> **Goal**: Give, as a bare number, the count of lines that contain the word "Packaging".

> **Dataset**:
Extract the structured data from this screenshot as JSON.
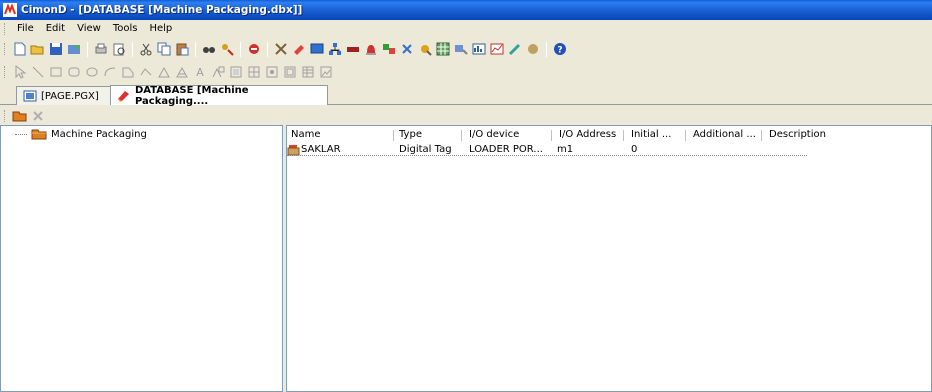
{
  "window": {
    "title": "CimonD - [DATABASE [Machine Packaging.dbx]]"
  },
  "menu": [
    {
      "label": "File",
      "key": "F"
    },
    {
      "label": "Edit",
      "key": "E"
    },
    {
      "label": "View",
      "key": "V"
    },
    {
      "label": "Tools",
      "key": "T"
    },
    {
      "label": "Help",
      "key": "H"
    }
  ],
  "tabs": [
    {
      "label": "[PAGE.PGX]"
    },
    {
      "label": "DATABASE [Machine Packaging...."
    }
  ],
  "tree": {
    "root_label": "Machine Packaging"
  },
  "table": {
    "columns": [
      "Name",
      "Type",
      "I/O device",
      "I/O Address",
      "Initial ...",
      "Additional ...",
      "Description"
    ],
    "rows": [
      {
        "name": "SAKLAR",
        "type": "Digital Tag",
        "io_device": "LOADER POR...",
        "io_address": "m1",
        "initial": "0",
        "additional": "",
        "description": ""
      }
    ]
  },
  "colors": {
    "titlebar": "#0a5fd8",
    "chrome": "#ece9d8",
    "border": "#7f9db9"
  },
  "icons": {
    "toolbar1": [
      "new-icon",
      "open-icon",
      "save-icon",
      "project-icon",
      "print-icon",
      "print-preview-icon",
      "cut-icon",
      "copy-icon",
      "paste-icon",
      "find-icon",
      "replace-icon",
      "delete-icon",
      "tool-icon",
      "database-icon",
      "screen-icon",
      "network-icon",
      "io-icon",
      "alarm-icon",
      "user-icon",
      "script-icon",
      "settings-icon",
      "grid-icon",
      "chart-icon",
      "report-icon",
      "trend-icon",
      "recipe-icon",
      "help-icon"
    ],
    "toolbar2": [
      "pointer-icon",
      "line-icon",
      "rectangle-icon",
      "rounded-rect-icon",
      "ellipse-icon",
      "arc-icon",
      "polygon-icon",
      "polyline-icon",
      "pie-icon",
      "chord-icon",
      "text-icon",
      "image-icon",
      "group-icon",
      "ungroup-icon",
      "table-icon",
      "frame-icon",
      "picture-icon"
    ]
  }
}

> **The solution**: 3